State the number of lines below in which the word "فيصح" appears. Nothing else belongs in the answer.

(Collection entries)
■ ■ ■ ■

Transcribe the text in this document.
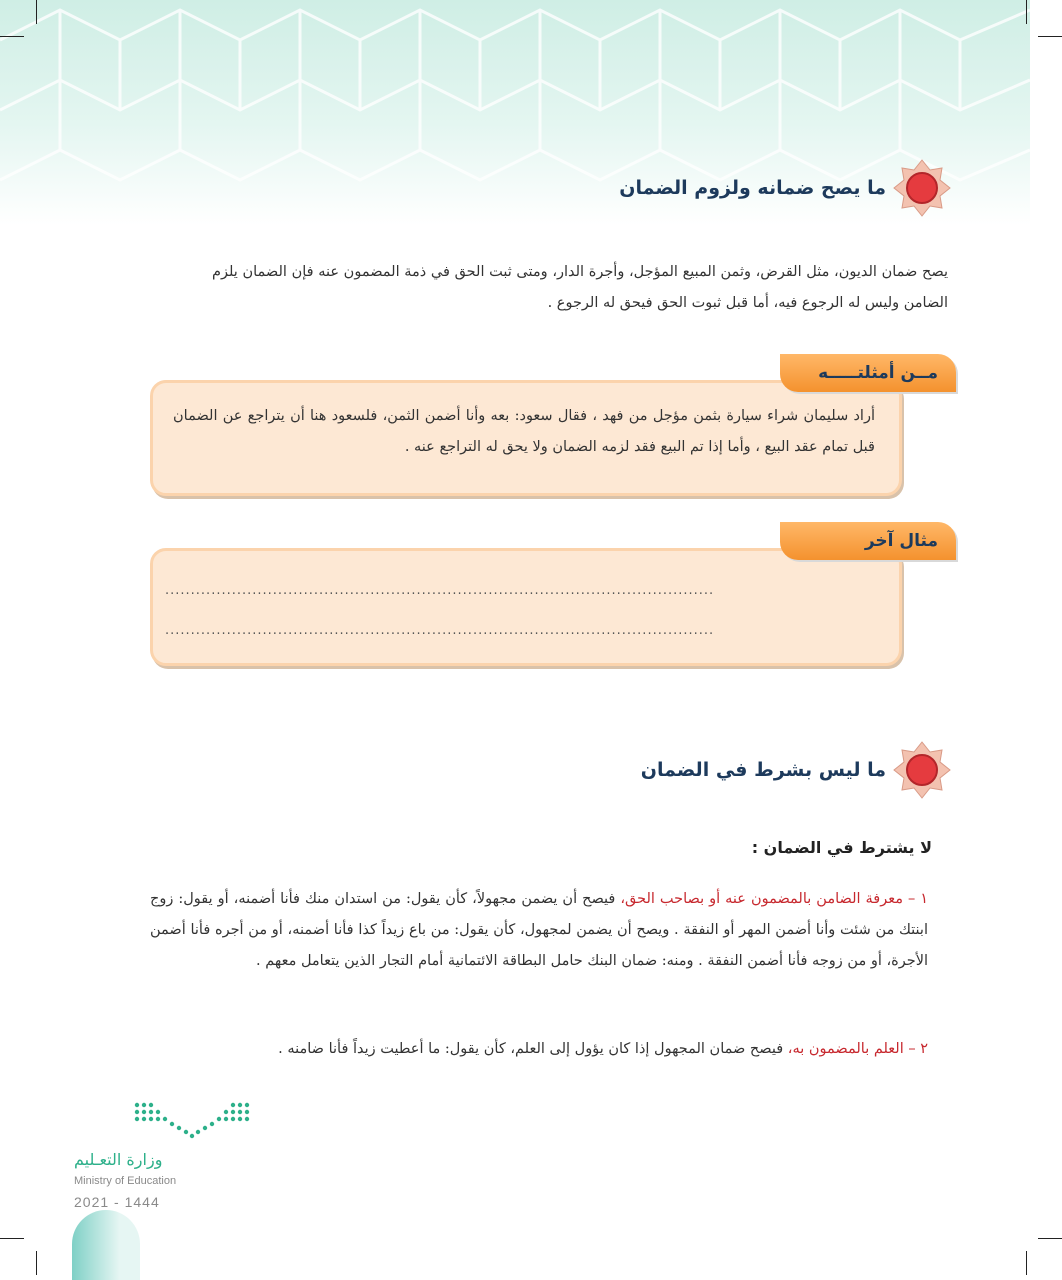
ما يصح ضمانه ولزوم الضمان
يصح ضمان الديون، مثل القرض، وثمن المبيع المؤجل، وأجرة الدار، ومتى ثبت الحق في ذمة المضمون عنه فإن الضمان يلزم الضامن وليس له الرجوع فيه، أما قبل ثبوت الحق فيحق له الرجوع .
أراد سليمان شراء سيارة بثمن مؤجل من فهد ، فقال سعود: بعه وأنا أضمن الثمن، فلسعود هنا أن يتراجع عن الضمان قبل تمام عقد البيع ، وأما إذا تم البيع فقد لزمه الضمان ولا يحق له التراجع عنه .
مــن أمثلتـــــه
...........................................................................................................
...........................................................................................................
مثال آخر
ما ليس بشرط في الضمان
لا يشترط في الضمان :
١ – معرفة الضامن بالمضمون عنه أو بصاحب الحق، فيصح أن يضمن مجهولاً، كأن يقول: من استدان منك فأنا أضمنه، أو يقول: زوج ابنتك من شئت وأنا أضمن المهر أو النفقة . ويصح أن يضمن لمجهول، كأن يقول: من باع زيداً كذا فأنا أضمنه، أو من أجره فأنا أضمن الأجرة، أو من زوجه فأنا أضمن النفقة . ومنه: ضمان البنك حامل البطاقة الائتمانية أمام التجار الذين يتعامل معهم .
٢ – العلم بالمضمون به، فيصح ضمان المجهول إذا كان يؤول إلى العلم، كأن يقول: ما أعطيت زيداً فأنا ضامنه .
وزارة التعـليم
Ministry of Education
2021 - 1444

■ ■ ■ ■

CORRECT OUTPUT: 2